* _What the task requires_:
Gather, from the data below, each line in which the word "label" occurs.

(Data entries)
+-------+

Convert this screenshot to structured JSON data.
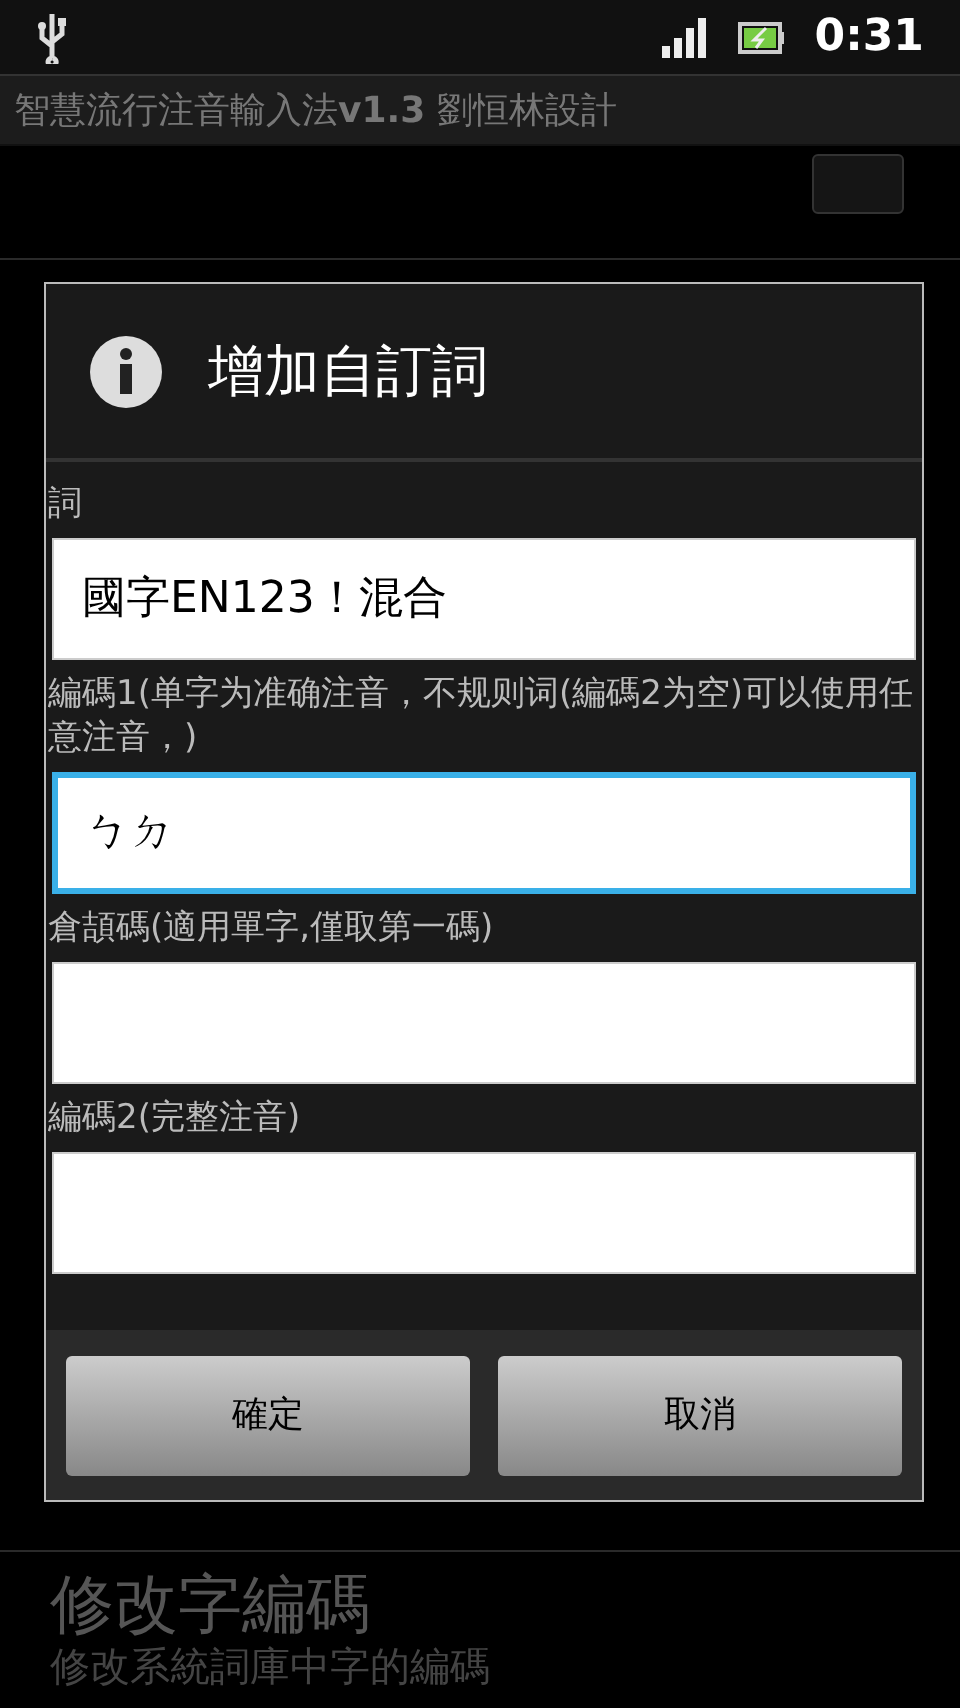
{
  "status_bar": {
    "time": "0:31"
  },
  "app_title": "智慧流行注音輸入法**v1.3** 劉恒林設計",
  "settings": [
    {
      "kind": "checkbox",
      "checked": false
    },
    {
      "kind": "text",
      "title": "修改字編碼",
      "summary": "修改系統詞庫中字的編碼"
    }
  ],
  "dialog": {
    "title": "增加自訂詞",
    "fields": [
      {
        "label": "詞",
        "value": "國字EN123！混合",
        "focused": false
      },
      {
        "label": "編碼1(单字为准确注音，不规则词(編碼2为空)可以使用任意注音，)",
        "value": "ㄅㄉ",
        "focused": true
      },
      {
        "label": "倉頡碼(適用單字,僅取第一碼)",
        "focused": false
      },
      {
        "label": "編碼2(完整注音)",
        "focused": false
      }
    ],
    "buttons": [
      "確定",
      "取消"
    ]
  }
}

+-------+

* _Answer to this task_:
        "label": "詞",
        "label": "編碼1(单字为准确注音，不规则词(編碼2为空)可以使用任意注音，)",
        "label": "倉頡碼(適用單字,僅取第一碼)",
        "label": "編碼2(完整注音)",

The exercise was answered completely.